▶ **YOUR TASK**
Repeat the entire listing exactly as written.
##############################
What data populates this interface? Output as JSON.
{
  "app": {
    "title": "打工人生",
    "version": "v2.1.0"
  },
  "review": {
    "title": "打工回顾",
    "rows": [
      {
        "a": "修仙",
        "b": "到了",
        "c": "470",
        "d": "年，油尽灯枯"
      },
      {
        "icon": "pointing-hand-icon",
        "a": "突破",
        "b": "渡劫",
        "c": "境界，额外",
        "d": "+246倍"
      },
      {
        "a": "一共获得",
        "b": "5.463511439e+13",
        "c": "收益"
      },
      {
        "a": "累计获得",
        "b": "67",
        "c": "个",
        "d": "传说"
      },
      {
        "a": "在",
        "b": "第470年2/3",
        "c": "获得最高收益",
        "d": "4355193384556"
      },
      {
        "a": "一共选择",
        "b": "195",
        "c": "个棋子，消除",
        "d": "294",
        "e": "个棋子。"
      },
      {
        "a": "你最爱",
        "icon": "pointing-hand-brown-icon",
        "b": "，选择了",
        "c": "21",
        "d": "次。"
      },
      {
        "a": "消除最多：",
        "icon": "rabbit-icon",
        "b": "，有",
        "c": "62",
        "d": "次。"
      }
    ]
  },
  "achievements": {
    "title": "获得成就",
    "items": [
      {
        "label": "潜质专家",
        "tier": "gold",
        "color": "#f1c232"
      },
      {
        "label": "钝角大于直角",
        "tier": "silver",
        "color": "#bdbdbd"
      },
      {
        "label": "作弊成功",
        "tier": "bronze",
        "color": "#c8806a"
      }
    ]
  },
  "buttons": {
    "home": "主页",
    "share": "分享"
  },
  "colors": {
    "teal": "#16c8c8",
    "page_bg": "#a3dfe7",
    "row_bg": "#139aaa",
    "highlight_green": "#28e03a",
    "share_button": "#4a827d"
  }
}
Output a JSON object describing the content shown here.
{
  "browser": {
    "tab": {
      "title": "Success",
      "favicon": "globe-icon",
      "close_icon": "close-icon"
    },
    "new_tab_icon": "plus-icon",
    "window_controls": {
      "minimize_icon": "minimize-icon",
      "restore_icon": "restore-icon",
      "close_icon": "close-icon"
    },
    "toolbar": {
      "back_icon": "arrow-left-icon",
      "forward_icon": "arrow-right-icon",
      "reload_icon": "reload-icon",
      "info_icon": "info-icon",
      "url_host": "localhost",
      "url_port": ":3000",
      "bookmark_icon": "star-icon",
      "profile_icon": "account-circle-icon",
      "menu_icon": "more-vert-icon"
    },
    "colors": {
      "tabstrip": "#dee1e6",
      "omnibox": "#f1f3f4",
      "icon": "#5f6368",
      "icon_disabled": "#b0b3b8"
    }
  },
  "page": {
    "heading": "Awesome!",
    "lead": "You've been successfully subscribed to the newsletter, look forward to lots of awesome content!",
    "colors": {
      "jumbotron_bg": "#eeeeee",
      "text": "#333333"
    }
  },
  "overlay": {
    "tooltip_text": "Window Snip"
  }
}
##############################
▶ **WRITTEN REPLY**
What data populates this interface? Output as JSON.
{
  "app": {
    "title": "打工人生",
    "version": "v2.1.0"
  },
  "review": {
    "title": "打工回顾",
    "rows": [
      {
        "a": "修仙",
        "b": "到了",
        "c": "470",
        "d": "年，油尽灯枯"
      },
      {
        "icon": "pointing-hand-icon",
        "a": "突破",
        "b": "渡劫",
        "c": "境界，额外",
        "d": "+246倍"
      },
      {
        "a": "一共获得",
        "b": "5.463511439e+13",
        "c": "收益"
      },
      {
        "a": "累计获得",
        "b": "67",
        "c": "个",
        "d": "传说"
      },
      {
        "a": "在",
        "b": "第470年2/3",
        "c": "获得最高收益",
        "d": "4355193384556"
      },
      {
        "a": "一共选择",
        "b": "195",
        "c": "个棋子，消除",
        "d": "294",
        "e": "个棋子。"
      },
      {
        "a": "你最爱",
        "icon": "pointing-hand-brown-icon",
        "b": "，选择了",
        "c": "21",
        "d": "次。"
      },
      {
        "a": "消除最多：",
        "icon": "rabbit-icon",
        "b": "，有",
        "c": "62",
        "d": "次。"
      }
    ]
  },
  "achievements": {
    "title": "获得成就",
    "items": [
      {
        "label": "潜质专家",
        "tier": "gold",
        "color": "#f1c232"
      },
      {
        "label": "钝角大于直角",
        "tier": "silver",
        "color": "#bdbdbd"
      },
      {
        "label": "作弊成功",
        "tier": "bronze",
        "color": "#c8806a"
      }
    ]
  },
  "buttons": {
    "home": "主页",
    "share": "分享"
  },
  "colors": {
    "teal": "#16c8c8",
    "page_bg": "#a3dfe7",
    "row_bg": "#139aaa",
    "highlight_green": "#28e03a",
    "share_button": "#4a827d"
  }
}
Output a JSON object describing the content shown here.
{
  "browser": {
    "tab": {
      "title": "Success",
      "favicon": "globe-icon",
      "close_icon": "close-icon"
    },
    "new_tab_icon": "plus-icon",
    "window_controls": {
      "minimize_icon": "minimize-icon",
      "restore_icon": "restore-icon",
      "close_icon": "close-icon"
    },
    "toolbar": {
      "back_icon": "arrow-left-icon",
      "forward_icon": "arrow-right-icon",
      "reload_icon": "reload-icon",
      "info_icon": "info-icon",
      "url_host": "localhost",
      "url_port": ":3000",
      "bookmark_icon": "star-icon",
      "profile_icon": "account-circle-icon",
      "menu_icon": "more-vert-icon"
    },
    "colors": {
      "tabstrip": "#dee1e6",
      "omnibox": "#f1f3f4",
      "icon": "#5f6368",
      "icon_disabled": "#b0b3b8"
    }
  },
  "page": {
    "heading": "Awesome!",
    "lead": "You've been successfully subscribed to the newsletter, look forward to lots of awesome content!",
    "colors": {
      "jumbotron_bg": "#eeeeee",
      "text": "#333333"
    }
  },
  "overlay": {
    "tooltip_text": "Window Snip"
  }
}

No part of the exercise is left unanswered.